--- The task ---
Keep the wording of each record exactly the same when you repeat it, and leave out pictures.

Dataset entries on figures:
....

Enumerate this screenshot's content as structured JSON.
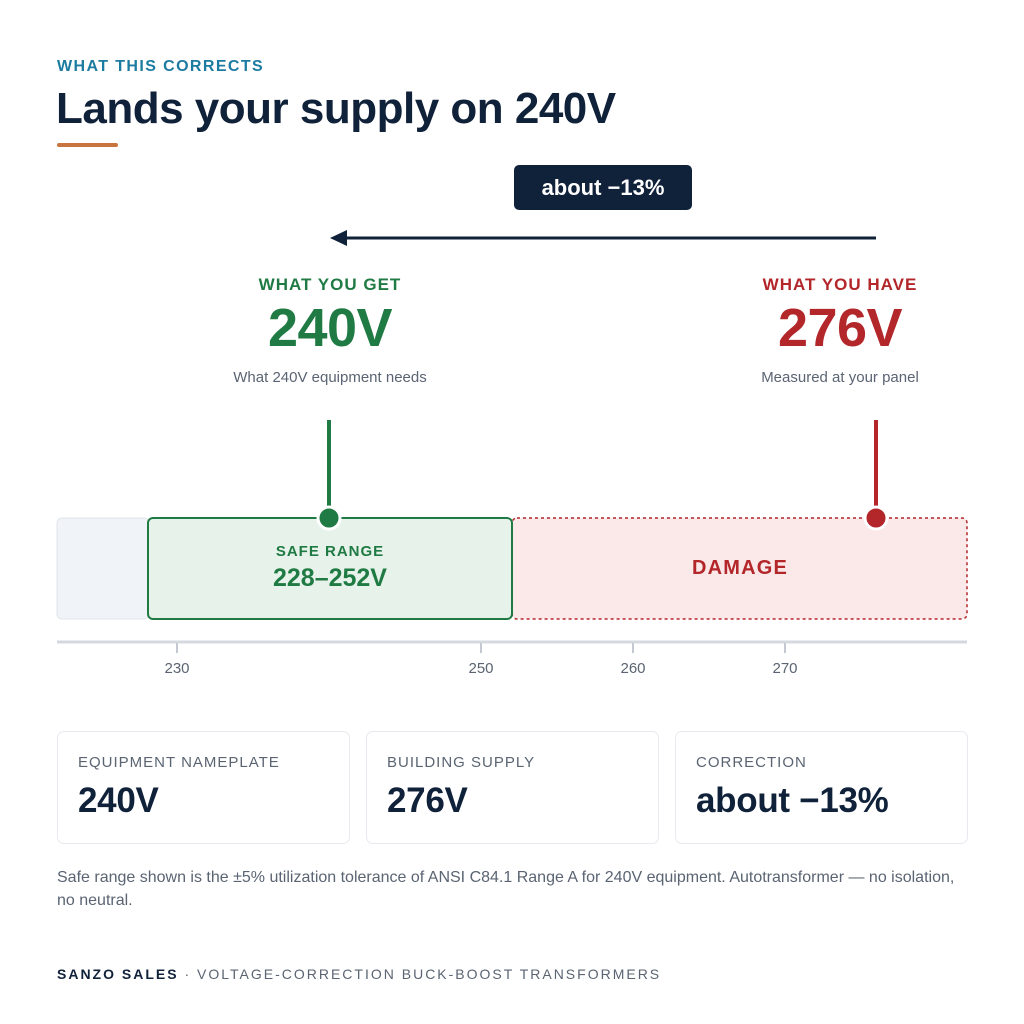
{
  "header": {
    "eyebrow": "WHAT THIS CORRECTS",
    "title": "Lands your supply on 240V"
  },
  "correction_pill": "about −13%",
  "what_you_get": {
    "label": "WHAT YOU GET",
    "value": "240V",
    "caption": "What 240V equipment needs"
  },
  "what_you_have": {
    "label": "WHAT YOU HAVE",
    "value": "276V",
    "caption": "Measured at your panel"
  },
  "scale": {
    "safe_label": "SAFE RANGE",
    "safe_range": "228–252V",
    "damage_label": "DAMAGE",
    "ticks": [
      "230",
      "250",
      "260",
      "270"
    ]
  },
  "cards": [
    {
      "label": "EQUIPMENT NAMEPLATE",
      "value": "240V"
    },
    {
      "label": "BUILDING SUPPLY",
      "value": "276V"
    },
    {
      "label": "CORRECTION",
      "value": "about −13%"
    }
  ],
  "footnote": "Safe range shown is the ±5% utilization tolerance of ANSI C84.1 Range A for 240V equipment. Autotransformer — no isolation, no neutral.",
  "footer": {
    "brand": "SANZO SALES",
    "separator": "·",
    "tagline": "VOLTAGE-CORRECTION BUCK-BOOST TRANSFORMERS"
  },
  "colors": {
    "navy": "#10213a",
    "green": "#1f7a43",
    "red": "#b3262a",
    "accent": "#c8743e",
    "eyebrow": "#1c7ba0"
  }
}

....

--- Full answer ---
Enumerate this screenshot's content as structured JSON.
{
  "header": {
    "eyebrow": "WHAT THIS CORRECTS",
    "title": "Lands your supply on 240V"
  },
  "correction_pill": "about −13%",
  "what_you_get": {
    "label": "WHAT YOU GET",
    "value": "240V",
    "caption": "What 240V equipment needs"
  },
  "what_you_have": {
    "label": "WHAT YOU HAVE",
    "value": "276V",
    "caption": "Measured at your panel"
  },
  "scale": {
    "safe_label": "SAFE RANGE",
    "safe_range": "228–252V",
    "damage_label": "DAMAGE",
    "ticks": [
      "230",
      "250",
      "260",
      "270"
    ]
  },
  "cards": [
    {
      "label": "EQUIPMENT NAMEPLATE",
      "value": "240V"
    },
    {
      "label": "BUILDING SUPPLY",
      "value": "276V"
    },
    {
      "label": "CORRECTION",
      "value": "about −13%"
    }
  ],
  "footnote": "Safe range shown is the ±5% utilization tolerance of ANSI C84.1 Range A for 240V equipment. Autotransformer — no isolation, no neutral.",
  "footer": {
    "brand": "SANZO SALES",
    "separator": "·",
    "tagline": "VOLTAGE-CORRECTION BUCK-BOOST TRANSFORMERS"
  },
  "colors": {
    "navy": "#10213a",
    "green": "#1f7a43",
    "red": "#b3262a",
    "accent": "#c8743e",
    "eyebrow": "#1c7ba0"
  }
}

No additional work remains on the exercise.